— start DATA IN THIS EXERCISE —

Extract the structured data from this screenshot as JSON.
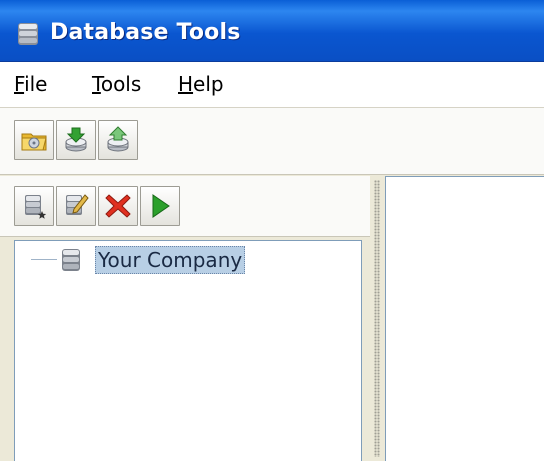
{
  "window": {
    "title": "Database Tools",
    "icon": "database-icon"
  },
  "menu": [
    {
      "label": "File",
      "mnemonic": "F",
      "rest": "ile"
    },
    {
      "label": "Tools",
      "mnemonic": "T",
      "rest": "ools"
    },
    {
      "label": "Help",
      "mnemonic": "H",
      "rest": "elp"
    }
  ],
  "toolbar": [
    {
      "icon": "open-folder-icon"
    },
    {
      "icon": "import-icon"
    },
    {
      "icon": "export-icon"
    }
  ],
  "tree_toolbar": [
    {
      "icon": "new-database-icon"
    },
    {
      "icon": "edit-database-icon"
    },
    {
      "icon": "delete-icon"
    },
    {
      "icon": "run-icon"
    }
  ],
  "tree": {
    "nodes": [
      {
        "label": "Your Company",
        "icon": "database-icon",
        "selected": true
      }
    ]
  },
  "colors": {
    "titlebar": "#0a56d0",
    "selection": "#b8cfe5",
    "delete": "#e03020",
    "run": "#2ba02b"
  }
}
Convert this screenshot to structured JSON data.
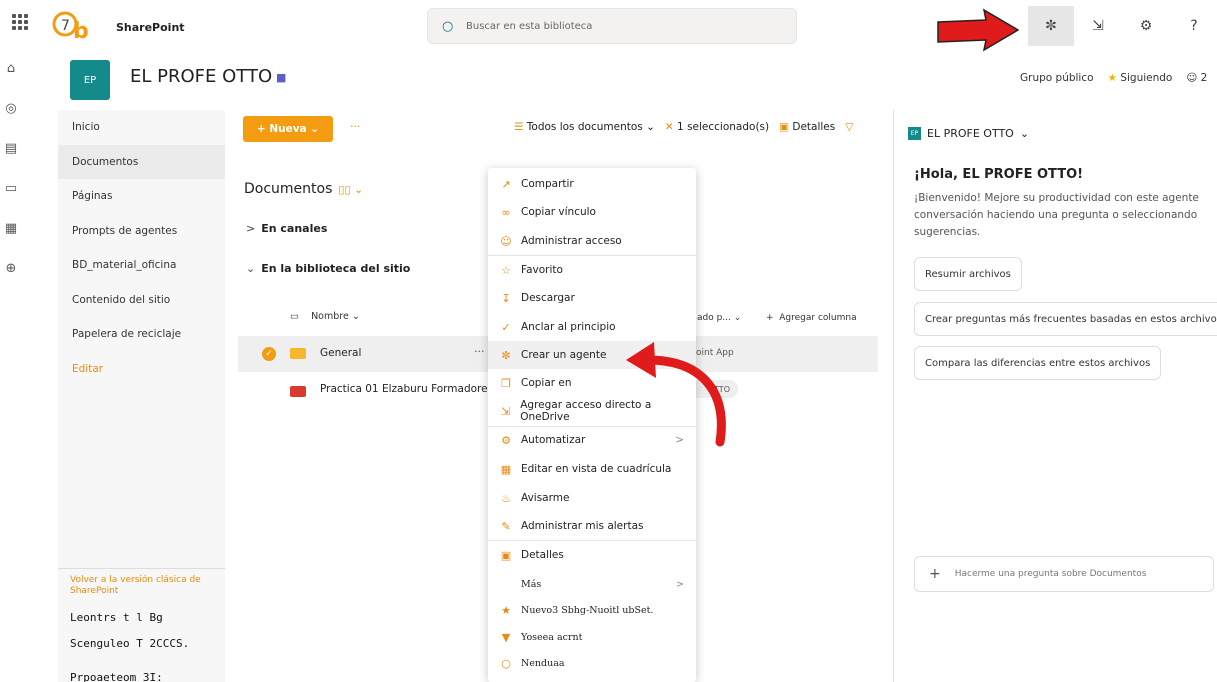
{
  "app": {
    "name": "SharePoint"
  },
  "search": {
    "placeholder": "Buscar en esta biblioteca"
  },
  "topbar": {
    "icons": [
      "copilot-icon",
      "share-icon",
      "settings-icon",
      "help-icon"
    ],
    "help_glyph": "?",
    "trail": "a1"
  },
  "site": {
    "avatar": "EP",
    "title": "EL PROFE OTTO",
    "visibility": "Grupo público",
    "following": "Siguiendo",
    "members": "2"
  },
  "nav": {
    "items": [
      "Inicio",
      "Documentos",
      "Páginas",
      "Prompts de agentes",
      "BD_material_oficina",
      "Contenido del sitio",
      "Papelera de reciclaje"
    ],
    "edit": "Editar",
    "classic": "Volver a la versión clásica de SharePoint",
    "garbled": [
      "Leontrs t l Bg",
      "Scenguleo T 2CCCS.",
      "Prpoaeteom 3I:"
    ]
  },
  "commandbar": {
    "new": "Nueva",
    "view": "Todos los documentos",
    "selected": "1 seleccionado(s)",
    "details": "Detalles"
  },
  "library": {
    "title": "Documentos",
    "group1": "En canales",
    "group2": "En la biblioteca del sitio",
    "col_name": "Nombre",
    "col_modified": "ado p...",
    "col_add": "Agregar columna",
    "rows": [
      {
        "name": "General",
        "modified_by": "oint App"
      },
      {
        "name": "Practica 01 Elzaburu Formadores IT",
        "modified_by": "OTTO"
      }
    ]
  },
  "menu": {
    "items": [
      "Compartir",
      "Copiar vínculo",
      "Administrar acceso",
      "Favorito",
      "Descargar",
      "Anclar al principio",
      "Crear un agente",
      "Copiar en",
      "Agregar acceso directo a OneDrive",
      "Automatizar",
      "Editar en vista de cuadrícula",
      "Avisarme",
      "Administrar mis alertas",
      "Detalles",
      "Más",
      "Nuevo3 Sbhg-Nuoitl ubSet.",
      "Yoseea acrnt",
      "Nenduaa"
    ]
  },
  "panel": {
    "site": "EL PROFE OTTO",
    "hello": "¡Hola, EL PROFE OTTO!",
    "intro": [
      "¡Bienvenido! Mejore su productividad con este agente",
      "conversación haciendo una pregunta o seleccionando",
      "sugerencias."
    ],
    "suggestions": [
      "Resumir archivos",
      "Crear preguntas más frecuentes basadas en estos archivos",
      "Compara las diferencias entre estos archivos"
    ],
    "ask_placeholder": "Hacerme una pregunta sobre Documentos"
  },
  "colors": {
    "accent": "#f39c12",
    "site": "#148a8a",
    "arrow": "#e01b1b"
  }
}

— end DATA IN THIS EXERCISE —
— start DATA IN THIS EXERCISE —

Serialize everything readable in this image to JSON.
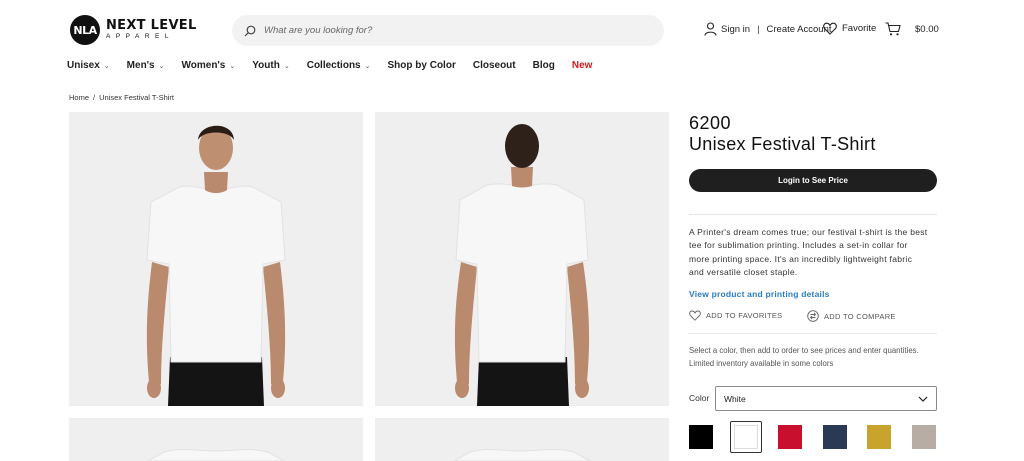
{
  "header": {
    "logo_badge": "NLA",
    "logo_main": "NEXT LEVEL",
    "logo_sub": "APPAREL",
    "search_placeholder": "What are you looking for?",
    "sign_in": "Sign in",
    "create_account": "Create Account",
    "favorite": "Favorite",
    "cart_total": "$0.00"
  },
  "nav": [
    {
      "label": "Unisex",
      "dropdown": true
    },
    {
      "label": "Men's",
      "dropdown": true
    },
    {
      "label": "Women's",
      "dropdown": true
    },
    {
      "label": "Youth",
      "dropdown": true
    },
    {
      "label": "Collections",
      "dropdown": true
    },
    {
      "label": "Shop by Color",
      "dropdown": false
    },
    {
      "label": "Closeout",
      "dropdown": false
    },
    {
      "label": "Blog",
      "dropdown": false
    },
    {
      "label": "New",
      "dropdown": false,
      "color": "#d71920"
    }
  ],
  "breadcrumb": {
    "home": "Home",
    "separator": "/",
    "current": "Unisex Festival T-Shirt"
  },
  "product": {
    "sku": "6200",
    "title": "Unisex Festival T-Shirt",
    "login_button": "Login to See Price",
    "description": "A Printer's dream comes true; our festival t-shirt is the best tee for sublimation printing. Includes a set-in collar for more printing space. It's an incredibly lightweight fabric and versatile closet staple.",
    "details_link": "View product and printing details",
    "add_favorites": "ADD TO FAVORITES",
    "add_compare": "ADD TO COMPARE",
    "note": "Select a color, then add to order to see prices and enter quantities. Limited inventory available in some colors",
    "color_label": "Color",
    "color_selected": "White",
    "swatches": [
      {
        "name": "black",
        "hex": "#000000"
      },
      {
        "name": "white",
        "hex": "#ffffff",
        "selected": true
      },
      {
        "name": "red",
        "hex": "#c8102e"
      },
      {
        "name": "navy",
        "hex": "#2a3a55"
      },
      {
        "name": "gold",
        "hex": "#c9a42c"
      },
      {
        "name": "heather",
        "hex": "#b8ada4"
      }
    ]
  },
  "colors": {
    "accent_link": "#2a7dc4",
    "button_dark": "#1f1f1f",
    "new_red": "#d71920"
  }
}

— end DATA IN THIS EXERCISE —

STATED GOAL
Copy out each line that contains the word "archivos".

THE OUTPUT
      "Resumir archivos",
      "Crear preguntas más frecuentes basadas en estos archivos",
      "Compara las diferencias entre estos archivos"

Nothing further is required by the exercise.